GET_AGENT_AUTHZ_ACCUM
This query is sent by anyone to get the value of the accumulator.
{
...,
operation: {
type: GET_AGENT_AUTHZ_ACCUM,
accum_id: <id of either the provisioned agents accumulator or the revoked agent accumulator>
}
}
The ledger returns the global accumulator with the id. Both accumulators are add only; the client checks that commitment is present in one accumulator AND not present in other accumulator.
Data structures
Ledger
Each authz transaction goes in the identity ledger.
State trie.
The state stores:
1. Accumulator: The accumulator is stored in the trie at name <special byte denoting an authz prove accumulator> with value as the value of accumulator.
2. Policies: The state stores one name for each policy, the name is <special byte denoting an authz policy>:<policy address>, the value at this name is a hash. The hash is determined deterministically serializing (RLP encoding from ethereum, we already use this) this data structure:
[
[<agent verkey1>, <authorization bitset>, [commitment>]],
[<agent verkey2>, <authorization bitset>, [commitment>]],
[<agent verkey3>, <authorization bitset>, [commitment>]],
]
The hash of above can then be used to lookup (it is not, more on this later) the exact authorization policy in a separate name-value store. This is done to keep the database backing the state (trie) smaller.
Caches
There is an agent_authz cache used for optimisations are:
The cache is a name-value store (leveldb) and offers a constant lookup time for lookup by name.
1. Policy values: The authorization of each agent per policy. The values for the keys are rlp encoding of the list of at most 2 items, authorization bitset with each bit respresenting a different auth, commitment is optional and relevant only when agent has the PROVE authorization.
{
<policy address 1><delimiter><agent verkey 1>: <authorization bitset>:<commitment>,
<policy address 1><delimiter><agent verkey 2>: <authorization bitset>:<commitment>,
<policy address 1><delimiter><agent verkey 3>: <authorization bitset>:<commitment>,
<policy address 2><delimiter><agent verkey 1>: <authorization bitset>:<commitment>,
<policy address 2><delimiter><agent verkey 2>: <authorization bitset>:<commitment>,
....
}
These names are used by the nodes during processing any transaction.
━━━━━━━━
What you should do
Reproduce the authz data structures text between "2. Policies: The" and "state (trie) smaller.", inclusive, substituting "permission bitset" for every "authorization bitset".
━━━━━━━━
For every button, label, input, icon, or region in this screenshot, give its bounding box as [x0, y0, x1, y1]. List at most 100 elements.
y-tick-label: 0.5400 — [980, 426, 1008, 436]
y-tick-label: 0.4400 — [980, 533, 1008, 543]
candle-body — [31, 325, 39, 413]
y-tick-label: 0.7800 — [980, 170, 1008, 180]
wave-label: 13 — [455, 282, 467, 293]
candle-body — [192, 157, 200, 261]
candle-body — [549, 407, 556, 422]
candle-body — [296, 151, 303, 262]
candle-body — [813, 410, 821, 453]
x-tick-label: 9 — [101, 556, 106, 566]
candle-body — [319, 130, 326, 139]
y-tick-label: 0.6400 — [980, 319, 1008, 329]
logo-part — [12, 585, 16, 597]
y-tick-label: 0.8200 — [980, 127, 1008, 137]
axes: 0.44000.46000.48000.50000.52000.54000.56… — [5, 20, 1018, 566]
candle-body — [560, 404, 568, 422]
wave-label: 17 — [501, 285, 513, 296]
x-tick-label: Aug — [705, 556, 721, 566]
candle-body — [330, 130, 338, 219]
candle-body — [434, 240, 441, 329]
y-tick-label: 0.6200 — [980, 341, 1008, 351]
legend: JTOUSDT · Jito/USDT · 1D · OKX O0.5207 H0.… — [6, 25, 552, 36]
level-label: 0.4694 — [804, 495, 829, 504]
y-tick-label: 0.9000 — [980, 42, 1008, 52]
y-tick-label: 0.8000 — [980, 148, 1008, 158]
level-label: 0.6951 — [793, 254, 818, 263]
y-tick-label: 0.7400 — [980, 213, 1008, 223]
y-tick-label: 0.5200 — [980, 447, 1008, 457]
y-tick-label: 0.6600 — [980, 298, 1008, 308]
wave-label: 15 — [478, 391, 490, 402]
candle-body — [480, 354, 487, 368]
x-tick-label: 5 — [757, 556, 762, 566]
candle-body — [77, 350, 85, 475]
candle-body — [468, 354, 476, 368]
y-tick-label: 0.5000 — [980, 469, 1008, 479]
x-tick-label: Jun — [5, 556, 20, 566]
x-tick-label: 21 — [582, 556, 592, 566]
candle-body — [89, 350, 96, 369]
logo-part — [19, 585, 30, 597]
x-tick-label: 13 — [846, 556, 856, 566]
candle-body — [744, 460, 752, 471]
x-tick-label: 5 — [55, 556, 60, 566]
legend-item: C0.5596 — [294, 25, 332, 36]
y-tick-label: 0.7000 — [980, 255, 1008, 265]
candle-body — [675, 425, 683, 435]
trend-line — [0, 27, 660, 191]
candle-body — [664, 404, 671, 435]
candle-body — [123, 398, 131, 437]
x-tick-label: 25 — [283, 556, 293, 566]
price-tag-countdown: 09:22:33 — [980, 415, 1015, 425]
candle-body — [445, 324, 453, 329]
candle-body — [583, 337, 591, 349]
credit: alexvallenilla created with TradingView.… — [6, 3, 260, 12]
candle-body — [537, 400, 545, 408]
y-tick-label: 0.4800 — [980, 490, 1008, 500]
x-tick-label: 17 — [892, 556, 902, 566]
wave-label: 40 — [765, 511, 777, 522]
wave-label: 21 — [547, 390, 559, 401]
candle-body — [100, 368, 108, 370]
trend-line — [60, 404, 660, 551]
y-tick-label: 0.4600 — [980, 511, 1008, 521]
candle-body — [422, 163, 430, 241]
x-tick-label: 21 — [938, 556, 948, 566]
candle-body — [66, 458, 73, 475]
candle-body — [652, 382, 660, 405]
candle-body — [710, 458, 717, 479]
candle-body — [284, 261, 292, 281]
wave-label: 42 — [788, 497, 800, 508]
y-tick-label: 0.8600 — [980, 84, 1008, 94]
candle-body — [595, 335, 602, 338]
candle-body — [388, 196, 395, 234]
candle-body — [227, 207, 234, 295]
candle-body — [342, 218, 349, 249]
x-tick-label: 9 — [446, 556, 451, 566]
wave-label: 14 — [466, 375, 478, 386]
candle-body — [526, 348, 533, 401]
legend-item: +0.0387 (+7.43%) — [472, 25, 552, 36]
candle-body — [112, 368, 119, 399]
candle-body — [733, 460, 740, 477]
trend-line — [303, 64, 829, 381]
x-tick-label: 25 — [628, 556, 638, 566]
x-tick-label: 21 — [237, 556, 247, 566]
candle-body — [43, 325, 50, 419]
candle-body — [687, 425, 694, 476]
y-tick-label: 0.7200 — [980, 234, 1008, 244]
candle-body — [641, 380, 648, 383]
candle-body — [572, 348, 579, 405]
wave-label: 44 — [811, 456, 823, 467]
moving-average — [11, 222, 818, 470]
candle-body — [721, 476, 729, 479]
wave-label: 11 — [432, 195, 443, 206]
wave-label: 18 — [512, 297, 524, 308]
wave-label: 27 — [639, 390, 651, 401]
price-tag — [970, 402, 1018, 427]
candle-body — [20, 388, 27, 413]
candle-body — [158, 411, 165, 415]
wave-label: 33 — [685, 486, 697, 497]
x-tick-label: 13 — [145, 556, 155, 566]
━━━━━━━━
Exercise output
2. Policies: The state stores one name for each policy, the name is <special byte denoting an authz policy>:<policy address>, the value at this name is a hash. The hash is determined deterministically serializing (RLP encoding from ethereum, we already use this) this data structure:
[
[<agent verkey1>, <permission bitset>, [commitment>]],
[<agent verkey2>, <permission bitset>, [commitment>]],
[<agent verkey3>, <permission bitset>, [commitment>]],
]
The hash of above can then be used to lookup (it is not, more on this later) the exact authorization policy in a separate name-value store. This is done to keep the database backing the state (trie) smaller.